Task item » This exercise asks for a copy of each line in the records below with the word "population" in it.

Records for this task »
-- Opening Marker --
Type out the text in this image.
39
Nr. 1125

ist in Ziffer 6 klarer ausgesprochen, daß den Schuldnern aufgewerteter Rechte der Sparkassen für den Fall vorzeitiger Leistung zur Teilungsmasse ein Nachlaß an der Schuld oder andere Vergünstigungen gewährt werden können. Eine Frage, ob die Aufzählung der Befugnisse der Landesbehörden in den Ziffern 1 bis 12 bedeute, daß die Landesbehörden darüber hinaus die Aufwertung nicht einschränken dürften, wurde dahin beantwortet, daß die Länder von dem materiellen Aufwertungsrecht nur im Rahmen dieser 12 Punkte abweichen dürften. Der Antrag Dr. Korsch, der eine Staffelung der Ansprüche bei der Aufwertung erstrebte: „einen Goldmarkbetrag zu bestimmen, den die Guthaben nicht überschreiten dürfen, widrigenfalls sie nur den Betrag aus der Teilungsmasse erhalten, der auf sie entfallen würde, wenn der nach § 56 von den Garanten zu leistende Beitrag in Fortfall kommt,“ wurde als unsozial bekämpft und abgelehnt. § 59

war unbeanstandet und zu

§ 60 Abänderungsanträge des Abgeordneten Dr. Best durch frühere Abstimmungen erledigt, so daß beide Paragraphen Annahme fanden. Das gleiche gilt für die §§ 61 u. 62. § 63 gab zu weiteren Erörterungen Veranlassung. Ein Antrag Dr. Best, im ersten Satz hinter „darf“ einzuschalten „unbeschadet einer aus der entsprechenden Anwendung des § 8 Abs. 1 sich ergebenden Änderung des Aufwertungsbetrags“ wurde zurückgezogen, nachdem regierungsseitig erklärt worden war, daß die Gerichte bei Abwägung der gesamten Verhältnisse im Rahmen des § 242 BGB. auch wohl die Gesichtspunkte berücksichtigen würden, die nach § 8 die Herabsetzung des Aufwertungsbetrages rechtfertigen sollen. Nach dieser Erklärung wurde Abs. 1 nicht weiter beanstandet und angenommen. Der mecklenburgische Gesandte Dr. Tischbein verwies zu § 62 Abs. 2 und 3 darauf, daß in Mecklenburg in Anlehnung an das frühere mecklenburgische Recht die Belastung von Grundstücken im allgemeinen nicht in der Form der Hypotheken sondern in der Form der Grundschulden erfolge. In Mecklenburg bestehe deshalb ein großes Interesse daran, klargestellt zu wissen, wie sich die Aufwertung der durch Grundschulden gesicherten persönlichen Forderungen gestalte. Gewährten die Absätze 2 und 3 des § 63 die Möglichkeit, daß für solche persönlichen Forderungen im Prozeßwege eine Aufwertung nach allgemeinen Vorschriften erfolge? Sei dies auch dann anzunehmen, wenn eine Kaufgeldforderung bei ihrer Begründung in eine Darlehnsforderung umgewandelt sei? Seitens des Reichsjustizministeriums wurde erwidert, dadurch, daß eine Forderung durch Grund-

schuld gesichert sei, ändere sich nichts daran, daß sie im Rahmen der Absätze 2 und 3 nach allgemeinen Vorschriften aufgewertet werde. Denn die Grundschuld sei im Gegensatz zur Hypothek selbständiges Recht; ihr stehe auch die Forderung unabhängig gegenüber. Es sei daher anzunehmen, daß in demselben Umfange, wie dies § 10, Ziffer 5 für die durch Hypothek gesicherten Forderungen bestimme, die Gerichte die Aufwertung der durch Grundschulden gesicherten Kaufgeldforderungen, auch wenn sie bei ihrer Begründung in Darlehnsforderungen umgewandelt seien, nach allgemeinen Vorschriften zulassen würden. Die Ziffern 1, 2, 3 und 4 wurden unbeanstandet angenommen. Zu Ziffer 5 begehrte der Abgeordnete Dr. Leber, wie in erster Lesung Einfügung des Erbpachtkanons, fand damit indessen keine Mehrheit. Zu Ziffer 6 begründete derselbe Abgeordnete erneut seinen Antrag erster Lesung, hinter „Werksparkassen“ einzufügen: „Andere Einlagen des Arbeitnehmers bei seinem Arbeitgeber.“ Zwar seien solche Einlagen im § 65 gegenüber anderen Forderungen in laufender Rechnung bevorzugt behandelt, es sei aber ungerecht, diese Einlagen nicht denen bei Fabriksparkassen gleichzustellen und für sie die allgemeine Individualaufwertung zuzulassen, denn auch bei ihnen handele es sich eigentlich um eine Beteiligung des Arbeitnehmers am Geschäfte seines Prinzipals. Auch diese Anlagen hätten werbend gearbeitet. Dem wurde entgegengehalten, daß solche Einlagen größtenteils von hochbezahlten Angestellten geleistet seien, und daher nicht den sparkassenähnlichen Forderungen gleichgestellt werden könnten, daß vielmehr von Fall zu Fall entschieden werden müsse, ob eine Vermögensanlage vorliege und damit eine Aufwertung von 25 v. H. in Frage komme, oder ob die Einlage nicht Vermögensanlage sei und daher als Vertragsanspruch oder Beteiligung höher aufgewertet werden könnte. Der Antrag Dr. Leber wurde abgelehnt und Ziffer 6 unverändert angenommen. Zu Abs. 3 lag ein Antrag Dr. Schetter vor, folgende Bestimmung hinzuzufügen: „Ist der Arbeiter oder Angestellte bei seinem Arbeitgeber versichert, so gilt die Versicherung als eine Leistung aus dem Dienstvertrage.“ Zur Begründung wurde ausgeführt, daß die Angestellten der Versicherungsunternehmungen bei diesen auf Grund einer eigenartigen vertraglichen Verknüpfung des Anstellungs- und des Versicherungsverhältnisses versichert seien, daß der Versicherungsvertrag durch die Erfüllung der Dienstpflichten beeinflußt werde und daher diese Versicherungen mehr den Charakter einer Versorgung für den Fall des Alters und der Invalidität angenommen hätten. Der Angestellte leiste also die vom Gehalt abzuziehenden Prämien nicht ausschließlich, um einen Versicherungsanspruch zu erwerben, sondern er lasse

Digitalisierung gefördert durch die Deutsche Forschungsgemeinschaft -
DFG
-- Closing Marker --
-- Opening Marker --
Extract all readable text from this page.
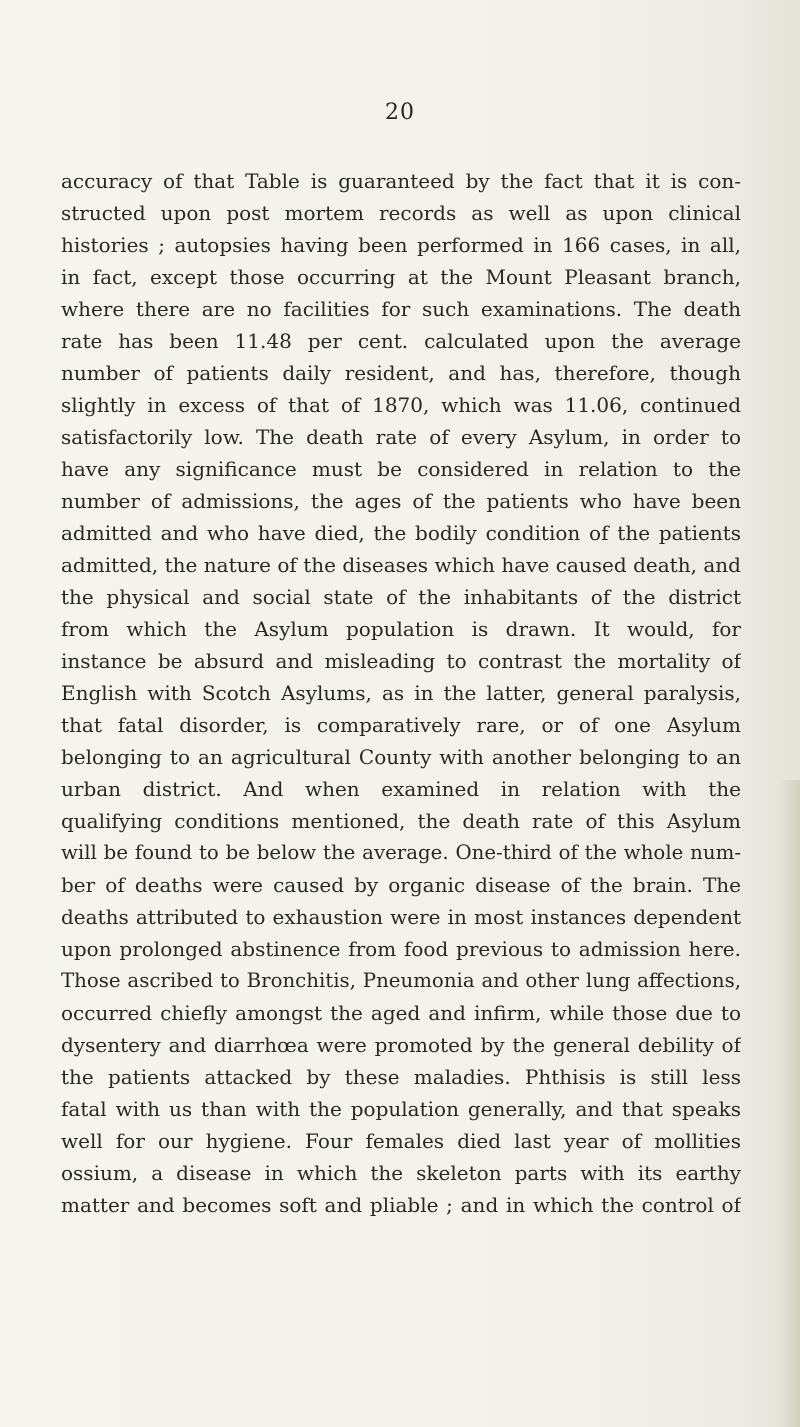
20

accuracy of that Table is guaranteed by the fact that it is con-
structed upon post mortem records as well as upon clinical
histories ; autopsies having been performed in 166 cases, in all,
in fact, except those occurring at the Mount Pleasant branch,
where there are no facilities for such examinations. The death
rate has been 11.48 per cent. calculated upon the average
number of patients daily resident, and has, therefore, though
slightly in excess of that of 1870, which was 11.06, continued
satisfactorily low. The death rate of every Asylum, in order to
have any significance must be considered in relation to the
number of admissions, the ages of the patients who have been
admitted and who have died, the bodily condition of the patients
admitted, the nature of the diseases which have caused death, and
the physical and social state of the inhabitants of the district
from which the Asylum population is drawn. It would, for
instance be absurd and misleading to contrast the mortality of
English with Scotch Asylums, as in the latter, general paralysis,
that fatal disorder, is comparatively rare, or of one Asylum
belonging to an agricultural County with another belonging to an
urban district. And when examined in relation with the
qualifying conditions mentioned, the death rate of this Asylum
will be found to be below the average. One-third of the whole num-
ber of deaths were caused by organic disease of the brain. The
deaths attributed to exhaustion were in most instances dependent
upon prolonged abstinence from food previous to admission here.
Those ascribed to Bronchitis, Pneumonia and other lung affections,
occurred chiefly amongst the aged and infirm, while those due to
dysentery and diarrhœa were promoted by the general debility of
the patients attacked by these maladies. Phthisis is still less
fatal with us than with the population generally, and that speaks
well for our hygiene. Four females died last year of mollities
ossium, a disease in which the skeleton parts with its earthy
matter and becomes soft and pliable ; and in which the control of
-- Closing Marker --
Solved problem »
from which the Asylum population is drawn. It would, for
fatal with us than with the population generally, and that speaks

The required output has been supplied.